THE REQUEST =
Give back a single number, the count of lines containing the word "Staff".

DATASET CONTENT =

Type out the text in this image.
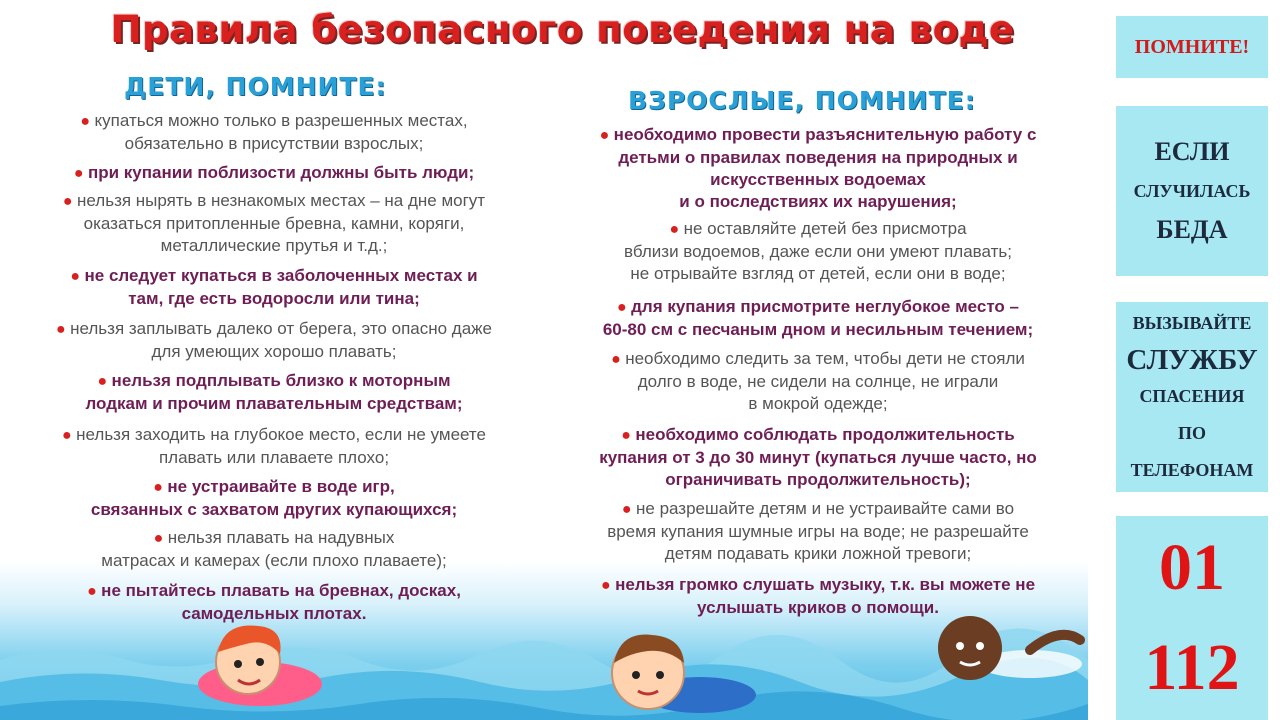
Правила безопасного поведения на воде
ДЕТИ, ПОМНИТЕ:	ВЗРОСЛЫЕ, ПОМНИТЕ:
● купаться можно только в разрешенных местах,
обязательно в присутствии взрослых;
● при купании поблизости должны быть люди;
● нельзя нырять в незнакомых местах – на дне могут
оказаться притопленные бревна, камни, коряги,
металлические прутья и т.д.;
● не следует купаться в заболоченных местах и
там, где есть водоросли или тина;
● нельзя заплывать далеко от берега, это опасно даже
для умеющих хорошо плавать;
● нельзя подплывать близко к моторным
лодкам и прочим плавательным средствам;
● нельзя заходить на глубокое место, если не умеете
плавать или плаваете плохо;
● не устраивайте в воде игр,
связанных с захватом других купающихся;
● нельзя плавать на надувных
матрасах и камерах (если плохо плаваете);
● не пытайтесь плавать на бревнах, досках,
самодельных плотах.
● необходимо провести разъяснительную работу с
детьми о правилах поведения на природных и
искусственных водоемах
и о последствиях их нарушения;
● не оставляйте детей без присмотра
вблизи водоемов, даже если они умеют плавать;
не отрывайте взгляд от детей, если они в воде;
● для купания присмотрите неглубокое место –
60-80 см с песчаным дном и несильным течением;
● необходимо следить за тем, чтобы дети не стояли
долго в воде, не сидели на солнце, не играли
в мокрой одежде;
● необходимо соблюдать продолжительность
купания от 3 до 30 минут (купаться лучше часто, но
ограничивать продолжительность);
● не разрешайте детям и не устраивайте сами во
время купания шумные игры на воде; не разрешайте
детям подавать крики ложной тревоги;
● нельзя громко слушать музыку, т.к. вы можете не
услышать криков о помощи.
ПОМНИТЕ!
ЕСЛИ
СЛУЧИЛАСЬ
БЕДА
ВЫЗЫВАЙТЕ
СЛУЖБУ
СПАСЕНИЯ
ПО
ТЕЛЕФОНАМ
01
112
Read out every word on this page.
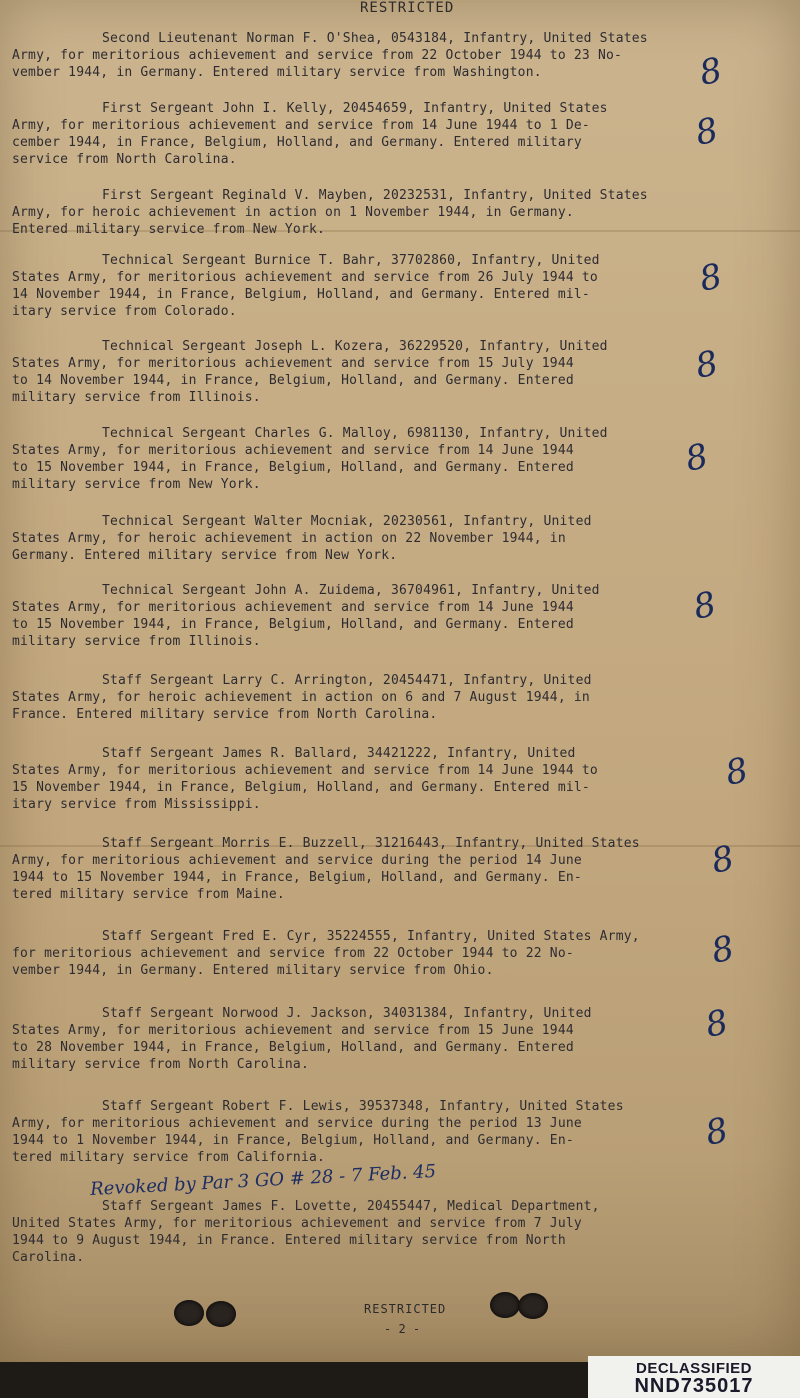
RESTRICTED
Second Lieutenant Norman F. O'Shea, 0543184, Infantry, United States
Army, for meritorious achievement and service from 22 October 1944 to 23 No-
vember 1944, in Germany. Entered military service from Washington.
First Sergeant John I. Kelly, 20454659, Infantry, United States
Army, for meritorious achievement and service from 14 June 1944 to 1 De-
cember 1944, in France, Belgium, Holland, and Germany. Entered military
service from North Carolina.
First Sergeant Reginald V. Mayben, 20232531, Infantry, United States
Army, for heroic achievement in action on 1 November 1944, in Germany.
Entered military service from New York.
Technical Sergeant Burnice T. Bahr, 37702860, Infantry, United
States Army, for meritorious achievement and service from 26 July 1944 to
14 November 1944, in France, Belgium, Holland, and Germany. Entered mil-
itary service from Colorado.
Technical Sergeant Joseph L. Kozera, 36229520, Infantry, United
States Army, for meritorious achievement and service from 15 July 1944
to 14 November 1944, in France, Belgium, Holland, and Germany. Entered
military service from Illinois.
Technical Sergeant Charles G. Malloy, 6981130, Infantry, United
States Army, for meritorious achievement and service from 14 June 1944
to 15 November 1944, in France, Belgium, Holland, and Germany. Entered
military service from New York.
Technical Sergeant Walter Mocniak, 20230561, Infantry, United
States Army, for heroic achievement in action on 22 November 1944, in
Germany. Entered military service from New York.
Technical Sergeant John A. Zuidema, 36704961, Infantry, United
States Army, for meritorious achievement and service from 14 June 1944
to 15 November 1944, in France, Belgium, Holland, and Germany. Entered
military service from Illinois.
Staff Sergeant Larry C. Arrington, 20454471, Infantry, United
States Army, for heroic achievement in action on 6 and 7 August 1944, in
France. Entered military service from North Carolina.
Staff Sergeant James R. Ballard, 34421222, Infantry, United
States Army, for meritorious achievement and service from 14 June 1944 to
15 November 1944, in France, Belgium, Holland, and Germany. Entered mil-
itary service from Mississippi.
Staff Sergeant Morris E. Buzzell, 31216443, Infantry, United States
Army, for meritorious achievement and service during the period 14 June
1944 to 15 November 1944, in France, Belgium, Holland, and Germany. En-
tered military service from Maine.
Staff Sergeant Fred E. Cyr, 35224555, Infantry, United States Army,
for meritorious achievement and service from 22 October 1944 to 22 No-
vember 1944, in Germany. Entered military service from Ohio.
Staff Sergeant Norwood J. Jackson, 34031384, Infantry, United
States Army, for meritorious achievement and service from 15 June 1944
to 28 November 1944, in France, Belgium, Holland, and Germany. Entered
military service from North Carolina.
Staff Sergeant Robert F. Lewis, 39537348, Infantry, United States
Army, for meritorious achievement and service during the period 13 June
1944 to 1 November 1944, in France, Belgium, Holland, and Germany. En-
tered military service from California.
Revoked by Par 3 GO # 28 - 7 Feb. 45
Staff Sergeant James F. Lovette, 20455447, Medical Department,
United States Army, for meritorious achievement and service from 7 July
1944 to 9 August 1944, in France. Entered military service from North
Carolina.
8
8
8
8
8
8
8
8
8
8
8
RESTRICTED
- 2 -
DECLASSIFIED
NND735017
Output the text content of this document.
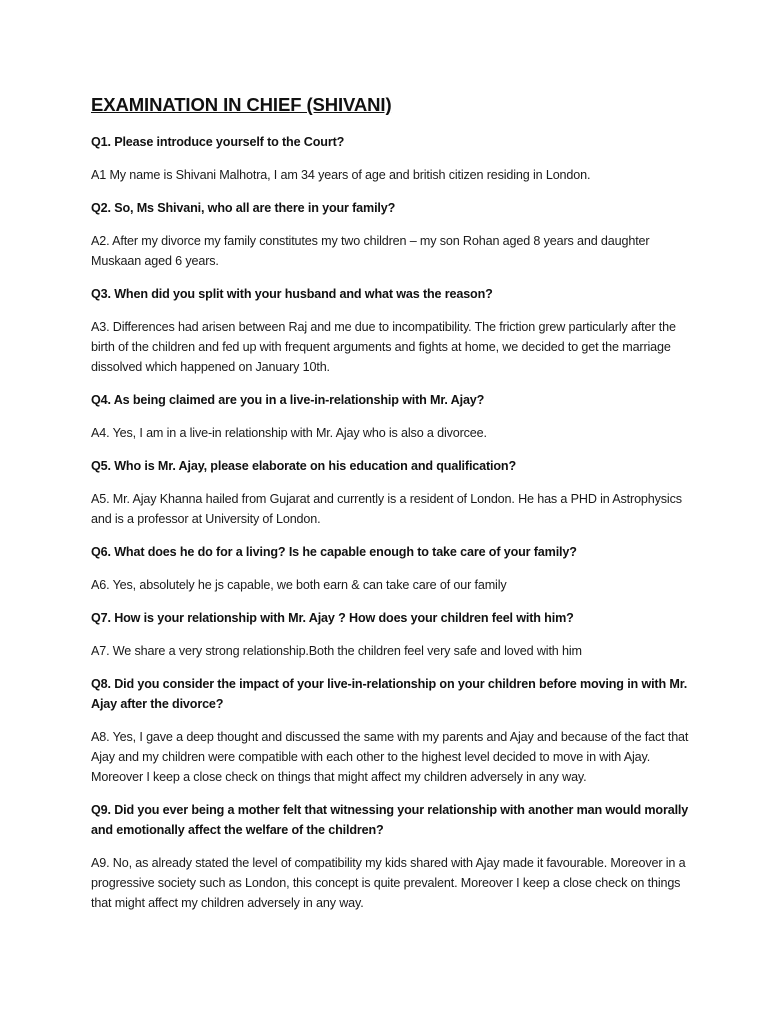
EXAMINATION IN CHIEF (SHIVANI)

Q1. Please introduce yourself to the Court?

A1 My name is Shivani Malhotra, I am 34 years of age and british citizen residing in London.

Q2. So, Ms Shivani, who all are there in your family?

A2. After my divorce my family constitutes my two children – my son Rohan aged 8 years and daughter Muskaan aged 6 years.

Q3. When did you split with your husband and what was the reason?

A3. Differences had arisen between Raj and me due to incompatibility. The friction grew particularly after the birth of the children and fed up with frequent arguments and fights at home, we decided to get the marriage dissolved which happened on January 10th.

Q4. As being claimed are you in a live-in-relationship with Mr. Ajay?

A4. Yes, I am in a live-in relationship with Mr. Ajay who is also a divorcee.

Q5. Who is Mr. Ajay, please elaborate on his education and qualification?

A5. Mr. Ajay Khanna hailed from Gujarat and currently is a resident of London. He has a PHD in Astrophysics and is a professor at University of London.

Q6. What does he do for a living? Is he capable enough to take care of your family?

A6. Yes, absolutely he js capable, we both earn & can take care of our family

Q7. How is your relationship with Mr. Ajay ? How does your children feel with him?

A7. We share a very strong relationship.Both the children feel very safe and loved with him

Q8. Did you consider the impact of your live-in-relationship on your children before moving in with Mr. Ajay after the divorce?

A8. Yes, I gave a deep thought and discussed the same with my parents and Ajay and because of the fact that Ajay and my children were compatible with each other to the highest level decided to move in with Ajay. Moreover I keep a close check on things that might affect my children adversely in any way.

Q9. Did you ever being a mother felt that witnessing your relationship with another man would morally and emotionally affect the welfare of the children?

A9. No, as already stated the level of compatibility my kids shared with Ajay made it favourable. Moreover in a progressive society such as London, this concept is quite prevalent. Moreover I keep a close check on things that might affect my children adversely in any way.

RESULT FOR THIS EXERCISE =
7